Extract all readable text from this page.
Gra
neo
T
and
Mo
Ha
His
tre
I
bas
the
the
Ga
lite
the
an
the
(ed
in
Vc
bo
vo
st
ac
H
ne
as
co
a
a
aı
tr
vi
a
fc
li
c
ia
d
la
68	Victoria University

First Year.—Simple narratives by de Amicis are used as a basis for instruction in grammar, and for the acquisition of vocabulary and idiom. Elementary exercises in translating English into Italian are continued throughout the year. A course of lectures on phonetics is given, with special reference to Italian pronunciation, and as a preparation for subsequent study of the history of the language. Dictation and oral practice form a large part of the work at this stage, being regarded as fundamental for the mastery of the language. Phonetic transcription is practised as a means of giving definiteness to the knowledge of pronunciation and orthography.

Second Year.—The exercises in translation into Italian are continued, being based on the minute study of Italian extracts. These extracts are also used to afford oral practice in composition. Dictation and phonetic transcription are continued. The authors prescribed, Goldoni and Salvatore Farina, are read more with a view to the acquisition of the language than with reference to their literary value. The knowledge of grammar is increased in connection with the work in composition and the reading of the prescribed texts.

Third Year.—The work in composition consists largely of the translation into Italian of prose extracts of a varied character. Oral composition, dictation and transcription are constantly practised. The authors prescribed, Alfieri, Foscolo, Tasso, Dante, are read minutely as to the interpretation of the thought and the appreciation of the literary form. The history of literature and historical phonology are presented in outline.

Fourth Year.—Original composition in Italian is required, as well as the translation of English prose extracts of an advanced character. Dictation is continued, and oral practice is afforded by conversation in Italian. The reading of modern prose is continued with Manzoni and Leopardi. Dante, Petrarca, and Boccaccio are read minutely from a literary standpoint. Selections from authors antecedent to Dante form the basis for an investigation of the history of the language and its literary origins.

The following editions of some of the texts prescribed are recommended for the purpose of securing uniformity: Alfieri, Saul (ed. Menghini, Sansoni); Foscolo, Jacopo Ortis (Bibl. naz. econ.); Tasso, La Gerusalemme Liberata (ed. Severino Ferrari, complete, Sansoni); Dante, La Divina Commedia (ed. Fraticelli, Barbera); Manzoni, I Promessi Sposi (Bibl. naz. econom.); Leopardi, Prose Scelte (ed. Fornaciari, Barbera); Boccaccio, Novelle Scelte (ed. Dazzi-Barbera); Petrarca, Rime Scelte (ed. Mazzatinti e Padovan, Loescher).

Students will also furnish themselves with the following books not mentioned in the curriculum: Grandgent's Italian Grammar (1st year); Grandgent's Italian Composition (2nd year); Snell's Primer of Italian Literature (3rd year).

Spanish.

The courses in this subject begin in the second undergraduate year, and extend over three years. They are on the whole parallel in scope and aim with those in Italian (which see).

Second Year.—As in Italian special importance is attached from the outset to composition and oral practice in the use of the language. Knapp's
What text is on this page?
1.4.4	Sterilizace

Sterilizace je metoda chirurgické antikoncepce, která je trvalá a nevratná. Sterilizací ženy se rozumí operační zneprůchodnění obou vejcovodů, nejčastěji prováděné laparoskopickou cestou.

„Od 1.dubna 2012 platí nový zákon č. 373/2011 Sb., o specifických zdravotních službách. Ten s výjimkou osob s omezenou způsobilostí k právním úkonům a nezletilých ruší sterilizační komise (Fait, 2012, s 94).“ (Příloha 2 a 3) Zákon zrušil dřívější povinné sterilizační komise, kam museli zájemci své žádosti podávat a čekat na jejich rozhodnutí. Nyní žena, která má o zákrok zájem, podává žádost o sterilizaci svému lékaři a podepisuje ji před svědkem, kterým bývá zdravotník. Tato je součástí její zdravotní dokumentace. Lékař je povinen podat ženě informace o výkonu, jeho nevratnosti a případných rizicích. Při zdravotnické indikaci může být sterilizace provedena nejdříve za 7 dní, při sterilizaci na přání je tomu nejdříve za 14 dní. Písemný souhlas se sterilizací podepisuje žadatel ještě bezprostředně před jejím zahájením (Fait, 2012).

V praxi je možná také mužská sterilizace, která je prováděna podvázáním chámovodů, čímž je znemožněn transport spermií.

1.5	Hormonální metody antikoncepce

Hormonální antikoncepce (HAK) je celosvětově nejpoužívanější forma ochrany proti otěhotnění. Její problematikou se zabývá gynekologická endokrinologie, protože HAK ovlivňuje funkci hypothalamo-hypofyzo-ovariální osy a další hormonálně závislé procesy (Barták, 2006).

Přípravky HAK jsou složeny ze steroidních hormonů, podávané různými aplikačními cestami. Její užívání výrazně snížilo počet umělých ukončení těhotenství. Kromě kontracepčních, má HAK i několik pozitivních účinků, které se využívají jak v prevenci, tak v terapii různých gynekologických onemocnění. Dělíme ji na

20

—————

Requirement >>
Pick each line holding the word "also" out of the listing.

Task answer >>
Second Year.—The exercises in translation into Italian are continued, being based on the minute study of Italian extracts. These extracts are also used to afford oral practice in composition. Dictation and phonetic transcription are continued. The authors prescribed, Goldoni and Salvatore Farina, are read more with a view to the acquisition of the language than with reference to their literary value. The knowledge of grammar is increased in connection with the work in composition and the reading of the prescribed texts.
Students will also furnish themselves with the following books not mentioned in the curriculum: Grandgent's Italian Grammar (1st year); Grandgent's Italian Composition (2nd year); Snell's Primer of Italian Literature (3rd year).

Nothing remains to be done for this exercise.